### Task requirements
Return the listing below unchanged, minus its pictures.

### Source data
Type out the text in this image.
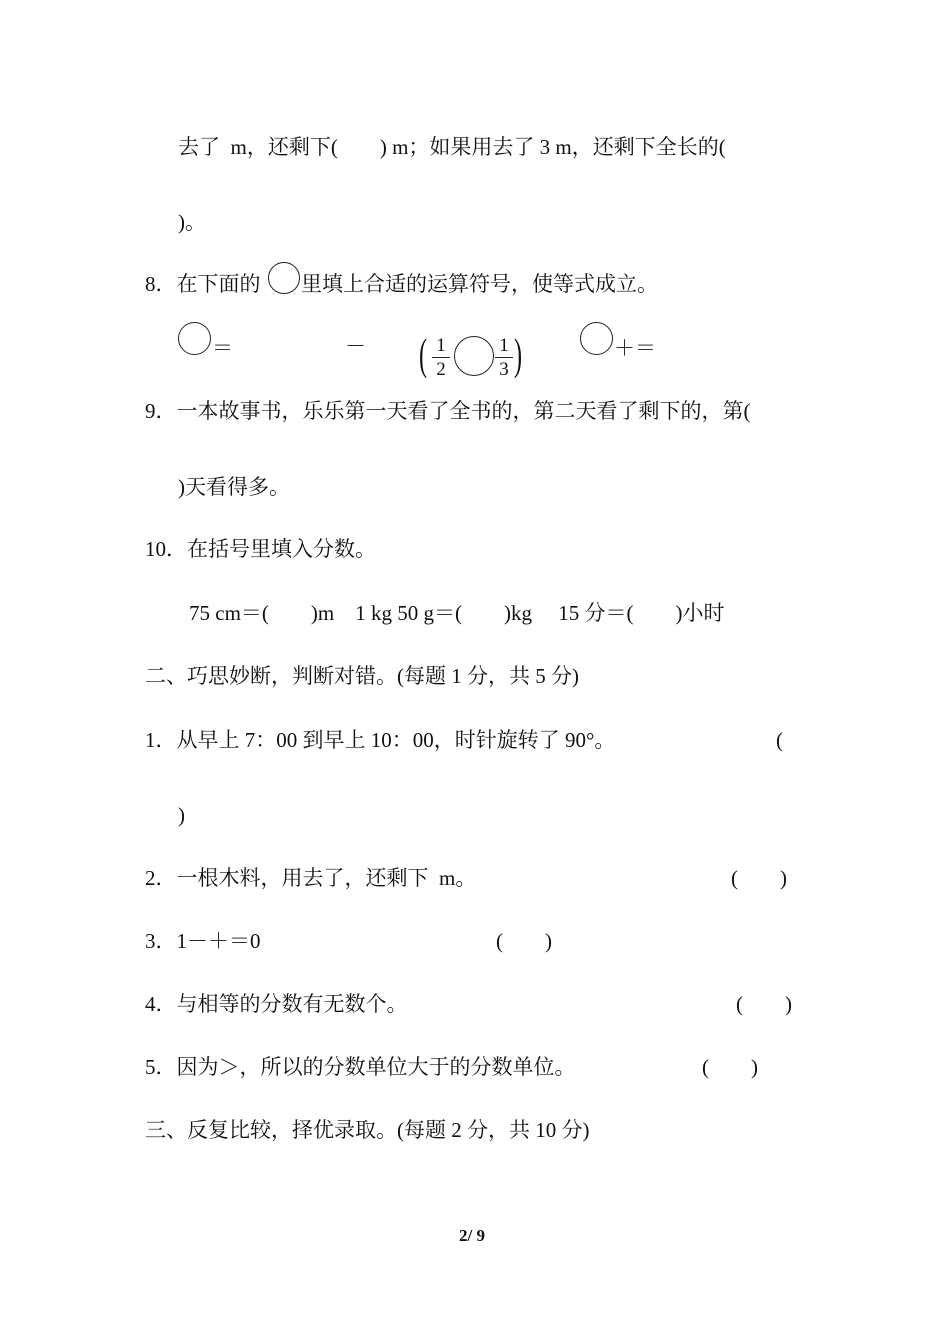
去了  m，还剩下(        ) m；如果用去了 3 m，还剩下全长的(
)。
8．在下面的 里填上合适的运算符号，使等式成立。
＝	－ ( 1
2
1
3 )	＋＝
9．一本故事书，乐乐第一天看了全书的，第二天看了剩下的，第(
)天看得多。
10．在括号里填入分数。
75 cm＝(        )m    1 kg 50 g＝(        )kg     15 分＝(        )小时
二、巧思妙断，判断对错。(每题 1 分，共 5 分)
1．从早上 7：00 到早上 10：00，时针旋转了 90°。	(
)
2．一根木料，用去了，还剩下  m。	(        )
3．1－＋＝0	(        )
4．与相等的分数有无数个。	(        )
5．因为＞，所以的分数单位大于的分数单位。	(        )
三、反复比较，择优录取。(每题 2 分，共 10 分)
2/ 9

### Reply
Type out the text in this image.
去了  m，还剩下(        ) m；如果用去了 3 m，还剩下全长的(
)。
8．在下面的 里填上合适的运算符号，使等式成立。
＝	－ ( 1
2
1
3 )	＋＝
9．一本故事书，乐乐第一天看了全书的，第二天看了剩下的，第(
)天看得多。
10．在括号里填入分数。
75 cm＝(        )m    1 kg 50 g＝(        )kg     15 分＝(        )小时
二、巧思妙断，判断对错。(每题 1 分，共 5 分)
1．从早上 7：00 到早上 10：00，时针旋转了 90°。	(
)
2．一根木料，用去了，还剩下  m。	(        )
3．1－＋＝0	(        )
4．与相等的分数有无数个。	(        )
5．因为＞，所以的分数单位大于的分数单位。	(        )
三、反复比较，择优录取。(每题 2 分，共 10 分)
2/ 9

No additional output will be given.